Task to complete - Your task is to reproduce the entries below word for word.
[Start of Entries supplied]
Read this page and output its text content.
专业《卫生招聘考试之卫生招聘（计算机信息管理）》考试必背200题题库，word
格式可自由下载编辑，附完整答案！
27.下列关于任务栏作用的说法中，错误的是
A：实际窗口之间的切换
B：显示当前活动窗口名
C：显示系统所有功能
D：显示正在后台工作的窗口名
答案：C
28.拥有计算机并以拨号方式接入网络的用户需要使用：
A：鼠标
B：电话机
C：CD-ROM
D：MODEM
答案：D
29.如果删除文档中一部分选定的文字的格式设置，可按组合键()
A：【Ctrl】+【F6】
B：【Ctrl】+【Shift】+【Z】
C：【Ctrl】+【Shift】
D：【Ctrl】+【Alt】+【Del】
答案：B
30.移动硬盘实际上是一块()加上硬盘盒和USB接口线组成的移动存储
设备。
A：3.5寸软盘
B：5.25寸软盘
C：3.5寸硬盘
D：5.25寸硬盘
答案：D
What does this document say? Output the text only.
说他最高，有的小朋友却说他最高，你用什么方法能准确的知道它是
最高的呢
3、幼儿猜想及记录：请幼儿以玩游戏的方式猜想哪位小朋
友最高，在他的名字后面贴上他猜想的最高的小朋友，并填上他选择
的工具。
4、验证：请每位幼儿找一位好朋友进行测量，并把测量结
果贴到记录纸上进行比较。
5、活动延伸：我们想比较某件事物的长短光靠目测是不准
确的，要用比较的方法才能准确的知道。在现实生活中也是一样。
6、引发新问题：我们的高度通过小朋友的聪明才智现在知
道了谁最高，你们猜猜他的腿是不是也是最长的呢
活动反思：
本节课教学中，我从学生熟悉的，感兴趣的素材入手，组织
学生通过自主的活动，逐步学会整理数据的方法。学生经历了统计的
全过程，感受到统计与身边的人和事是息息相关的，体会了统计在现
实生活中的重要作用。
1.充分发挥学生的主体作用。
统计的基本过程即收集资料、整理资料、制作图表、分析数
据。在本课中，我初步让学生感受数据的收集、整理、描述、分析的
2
[End of Entries supplied]
Exercise solution -
Read this page and output its text content.
专业《卫生招聘考试之卫生招聘（计算机信息管理）》考试必背200题题库，word
格式可自由下载编辑，附完整答案！
27.下列关于任务栏作用的说法中，错误的是
A：实际窗口之间的切换
B：显示当前活动窗口名
C：显示系统所有功能
D：显示正在后台工作的窗口名
答案：C
28.拥有计算机并以拨号方式接入网络的用户需要使用：
A：鼠标
B：电话机
C：CD-ROM
D：MODEM
答案：D
29.如果删除文档中一部分选定的文字的格式设置，可按组合键()
A：【Ctrl】+【F6】
B：【Ctrl】+【Shift】+【Z】
C：【Ctrl】+【Shift】
D：【Ctrl】+【Alt】+【Del】
答案：B
30.移动硬盘实际上是一块()加上硬盘盒和USB接口线组成的移动存储
设备。
A：3.5寸软盘
B：5.25寸软盘
C：3.5寸硬盘
D：5.25寸硬盘
答案：D
What does this document say? Output the text only.
说他最高，有的小朋友却说他最高，你用什么方法能准确的知道它是
最高的呢
3、幼儿猜想及记录：请幼儿以玩游戏的方式猜想哪位小朋
友最高，在他的名字后面贴上他猜想的最高的小朋友，并填上他选择
的工具。
4、验证：请每位幼儿找一位好朋友进行测量，并把测量结
果贴到记录纸上进行比较。
5、活动延伸：我们想比较某件事物的长短光靠目测是不准
确的，要用比较的方法才能准确的知道。在现实生活中也是一样。
6、引发新问题：我们的高度通过小朋友的聪明才智现在知
道了谁最高，你们猜猜他的腿是不是也是最长的呢
活动反思：
本节课教学中，我从学生熟悉的，感兴趣的素材入手，组织
学生通过自主的活动，逐步学会整理数据的方法。学生经历了统计的
全过程，感受到统计与身边的人和事是息息相关的，体会了统计在现
实生活中的重要作用。
1.充分发挥学生的主体作用。
统计的基本过程即收集资料、整理资料、制作图表、分析数
据。在本课中，我初步让学生感受数据的收集、整理、描述、分析的
2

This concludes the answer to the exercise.